John Quackenbush is a professor of biostatistics and computational biology and a professor of cancer biology at the Dana-Farber Cancer Institute, as well as the director of its Center for Cancer Computational Biology. Prof. Quackenbush also holds an appointment as a professor of computational biology and bioinformatics in the Department of Biostatistics at the Harvard TH Chan School of Public Health.
“Genomics has transformed biological science not by producing genome sequences and gene catalogs for a range of species, but rather through the development of technologies that allow us to survey, on a global scale, organisms and their gene, protein, and metabolic patterns of expression. The challenge is no longer how to generate these vast bodies of genomic data, but rather in how to best collect, manage, and analyze the data.
As a community, we have a long history of studying biological systems and our best strategy moving forward is to leverage that knowledge so as to best interpret genome scale datasets. Our research group focuses on methods spanning the laboratory to the laptop that are designed to use genomic and computational approaches to reveal the underlying biology. In particular, we have been looking at patterns of gene expression in cancer with the goal of elucidating the networks and pathways that are fundamental in the development and progression of the disease.” – (Source: harvard.edu)
The following has been paraphrased from an interview with Prof. John Quackenbush on March 13th, 2018.
(Click here for the full audio version)
How did your background as a physicist prepare you for the study of biology?
One of the things about a PhD in any field is that it should teach you how to think and answer tough questions. When I look at the problems in biology I approach them like a physicist by taking complex problems and breaking them down into smaller problems that I can solve and then try to stitch the pieces back together. And that is how I approach hard problems in any field.
When I first started working in biology, one of the advantages I had coming from a different discipline is the freedom to ask some basic questions that nobody else in the field was asking. I find that those simple questions that everyone thinks we know the answers to often have incomplete answers and exploring them can give a lot of insight.
Which field of study is more complex?
There are clearly enormous complexities in physics, but when we break down our understanding of the universe, we have a relatively small number of fundamental particles and forces. As we analyze those we can write down basic rules as to how those particles and forces interact with each other. The challenge is in extrapolating that to understand large scale processes where we have many layers of complex interactions; doing so opens up new areas and shows us that we don’t fully understand how things work.
As an example, we have understood the Ideal Gas Law for a very long time, but applying that to understanding atmospheric dynamics takes us to another level of complexity where we can’t really make accurate predictions.
In the biological sciences we see much of the same thing, but there we don’t have the fundamental understanding of how individual elements interact and what all the fundamental pieces are. But as we start to build up our understanding of how cells work, and ask how an organism functions, we see the same kind of problems in trying to understand complex systems. This phenomenon is often referred to as a system having ’emergent properties’, if I understood exactly how a brain cell works and could model it perfectly, I still could not tell you how a brain functions because there are interactions that occur between brain cells that give the brain different properties than each cell has on its own.

REQUIREMENT 1 =>
Answer these questions about the interview text:
(a) At which institute does John Quackenbush direct the Center for Cancer Computational Biology?
(b) On what date was the interview held?
(c) Which law does he cite as an example that becomes hard to apply when predicting atmospheric dynamics?
REQUIREMENT 2 =>
Reproduce the interview text word for word, everything from "There are clearly" down to "how things work.".

Bounding box prediction records
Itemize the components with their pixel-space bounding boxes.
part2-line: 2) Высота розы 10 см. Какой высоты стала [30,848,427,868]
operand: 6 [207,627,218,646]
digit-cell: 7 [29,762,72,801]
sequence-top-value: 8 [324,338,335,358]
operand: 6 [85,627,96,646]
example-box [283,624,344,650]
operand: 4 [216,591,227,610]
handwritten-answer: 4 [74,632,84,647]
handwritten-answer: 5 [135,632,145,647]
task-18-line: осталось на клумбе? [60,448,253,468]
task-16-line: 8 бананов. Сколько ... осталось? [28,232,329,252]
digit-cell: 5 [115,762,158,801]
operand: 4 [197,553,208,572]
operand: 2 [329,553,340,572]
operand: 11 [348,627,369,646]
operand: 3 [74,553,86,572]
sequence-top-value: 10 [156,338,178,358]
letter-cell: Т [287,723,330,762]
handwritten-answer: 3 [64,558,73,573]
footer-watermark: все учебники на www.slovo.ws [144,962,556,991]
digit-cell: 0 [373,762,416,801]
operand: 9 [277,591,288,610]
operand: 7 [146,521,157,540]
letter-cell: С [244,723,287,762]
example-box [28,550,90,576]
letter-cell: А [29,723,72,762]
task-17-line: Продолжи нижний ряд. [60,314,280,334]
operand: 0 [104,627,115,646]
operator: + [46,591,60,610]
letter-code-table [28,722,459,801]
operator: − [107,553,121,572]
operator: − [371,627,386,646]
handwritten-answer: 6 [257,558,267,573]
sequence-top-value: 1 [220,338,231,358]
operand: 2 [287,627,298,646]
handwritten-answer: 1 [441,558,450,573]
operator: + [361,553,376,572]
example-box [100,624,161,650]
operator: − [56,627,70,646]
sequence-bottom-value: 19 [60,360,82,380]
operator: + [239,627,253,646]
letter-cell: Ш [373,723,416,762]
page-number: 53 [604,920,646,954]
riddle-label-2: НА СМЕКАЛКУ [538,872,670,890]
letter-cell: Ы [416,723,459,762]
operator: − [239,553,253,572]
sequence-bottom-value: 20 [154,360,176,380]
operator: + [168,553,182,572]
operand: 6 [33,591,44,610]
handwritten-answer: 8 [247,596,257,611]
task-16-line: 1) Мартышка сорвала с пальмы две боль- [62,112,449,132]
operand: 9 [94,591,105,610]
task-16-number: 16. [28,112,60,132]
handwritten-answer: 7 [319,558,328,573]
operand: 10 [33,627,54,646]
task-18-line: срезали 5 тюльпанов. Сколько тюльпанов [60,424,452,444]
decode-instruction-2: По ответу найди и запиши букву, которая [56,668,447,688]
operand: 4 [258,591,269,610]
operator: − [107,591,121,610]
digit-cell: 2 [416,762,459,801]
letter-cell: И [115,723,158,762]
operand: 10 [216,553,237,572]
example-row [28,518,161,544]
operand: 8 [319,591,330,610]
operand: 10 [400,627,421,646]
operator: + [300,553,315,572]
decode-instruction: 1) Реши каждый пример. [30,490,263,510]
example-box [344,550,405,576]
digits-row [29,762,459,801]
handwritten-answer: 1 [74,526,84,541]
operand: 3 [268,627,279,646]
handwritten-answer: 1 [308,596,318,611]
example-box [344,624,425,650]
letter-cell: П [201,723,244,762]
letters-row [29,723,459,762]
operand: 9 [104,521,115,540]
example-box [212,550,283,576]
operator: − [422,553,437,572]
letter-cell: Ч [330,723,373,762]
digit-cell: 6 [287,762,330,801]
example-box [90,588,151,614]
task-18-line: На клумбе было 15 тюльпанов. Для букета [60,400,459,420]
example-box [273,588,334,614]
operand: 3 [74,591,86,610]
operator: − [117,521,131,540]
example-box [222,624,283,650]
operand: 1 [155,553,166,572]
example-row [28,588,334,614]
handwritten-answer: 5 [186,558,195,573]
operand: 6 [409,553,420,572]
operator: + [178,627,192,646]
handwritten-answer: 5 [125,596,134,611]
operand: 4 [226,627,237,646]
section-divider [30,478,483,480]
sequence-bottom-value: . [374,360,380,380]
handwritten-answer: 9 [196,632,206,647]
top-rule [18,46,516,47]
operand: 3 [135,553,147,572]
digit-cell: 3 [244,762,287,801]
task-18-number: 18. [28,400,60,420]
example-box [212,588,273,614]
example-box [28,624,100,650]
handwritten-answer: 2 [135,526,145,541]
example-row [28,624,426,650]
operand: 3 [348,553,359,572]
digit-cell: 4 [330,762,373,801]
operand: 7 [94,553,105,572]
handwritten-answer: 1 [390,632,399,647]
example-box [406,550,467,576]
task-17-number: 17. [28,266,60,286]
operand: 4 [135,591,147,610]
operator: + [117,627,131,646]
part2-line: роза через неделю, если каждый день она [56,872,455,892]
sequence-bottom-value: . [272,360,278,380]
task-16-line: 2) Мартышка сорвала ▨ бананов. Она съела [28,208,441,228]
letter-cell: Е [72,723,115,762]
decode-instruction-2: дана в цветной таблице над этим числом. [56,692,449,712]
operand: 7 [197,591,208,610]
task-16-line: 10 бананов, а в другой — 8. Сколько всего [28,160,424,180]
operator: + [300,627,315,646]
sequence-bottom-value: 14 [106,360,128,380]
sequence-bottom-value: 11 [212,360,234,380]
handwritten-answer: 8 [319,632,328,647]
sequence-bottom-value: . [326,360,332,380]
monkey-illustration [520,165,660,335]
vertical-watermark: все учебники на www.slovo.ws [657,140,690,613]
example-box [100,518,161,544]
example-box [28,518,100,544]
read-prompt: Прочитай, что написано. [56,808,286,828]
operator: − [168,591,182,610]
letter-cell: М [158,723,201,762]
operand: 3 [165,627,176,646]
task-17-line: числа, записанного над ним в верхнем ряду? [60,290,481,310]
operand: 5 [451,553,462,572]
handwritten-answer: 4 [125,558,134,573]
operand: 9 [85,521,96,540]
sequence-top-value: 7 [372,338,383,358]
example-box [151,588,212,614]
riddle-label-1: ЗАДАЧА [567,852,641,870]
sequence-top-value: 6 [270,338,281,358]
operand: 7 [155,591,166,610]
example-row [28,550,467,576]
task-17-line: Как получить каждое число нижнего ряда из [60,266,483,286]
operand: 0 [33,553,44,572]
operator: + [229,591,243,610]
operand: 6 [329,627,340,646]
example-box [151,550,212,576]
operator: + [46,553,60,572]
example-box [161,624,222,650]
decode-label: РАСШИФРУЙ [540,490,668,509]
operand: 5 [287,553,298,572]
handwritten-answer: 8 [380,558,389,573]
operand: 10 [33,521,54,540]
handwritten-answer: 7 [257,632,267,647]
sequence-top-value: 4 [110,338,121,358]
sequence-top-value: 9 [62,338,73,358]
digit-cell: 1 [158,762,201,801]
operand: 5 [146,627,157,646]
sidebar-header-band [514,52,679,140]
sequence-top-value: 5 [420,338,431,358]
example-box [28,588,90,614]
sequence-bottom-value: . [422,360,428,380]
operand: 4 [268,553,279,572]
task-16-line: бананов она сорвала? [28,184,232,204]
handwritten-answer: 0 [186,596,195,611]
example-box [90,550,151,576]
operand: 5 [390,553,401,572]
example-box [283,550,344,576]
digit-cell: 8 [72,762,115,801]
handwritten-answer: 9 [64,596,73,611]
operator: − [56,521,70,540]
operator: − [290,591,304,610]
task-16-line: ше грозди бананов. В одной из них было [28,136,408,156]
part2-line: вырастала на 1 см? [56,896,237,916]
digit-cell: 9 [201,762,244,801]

ANSWER AREA 1 =>
(a) The Dana-Farber Cancer Institute.
(b) March 13th, 2018.
(c) The Ideal Gas Law.

ANSWER AREA 2 =>
There are clearly enormous complexities in physics, but when we break down our understanding of the universe, we have a relatively small number of fundamental particles and forces. As we analyze those we can write down basic rules as to how those particles and forces interact with each other. The challenge is in extrapolating that to understand large scale processes where we have many layers of complex interactions; doing so opens up new areas and shows us that we don’t fully understand how things work.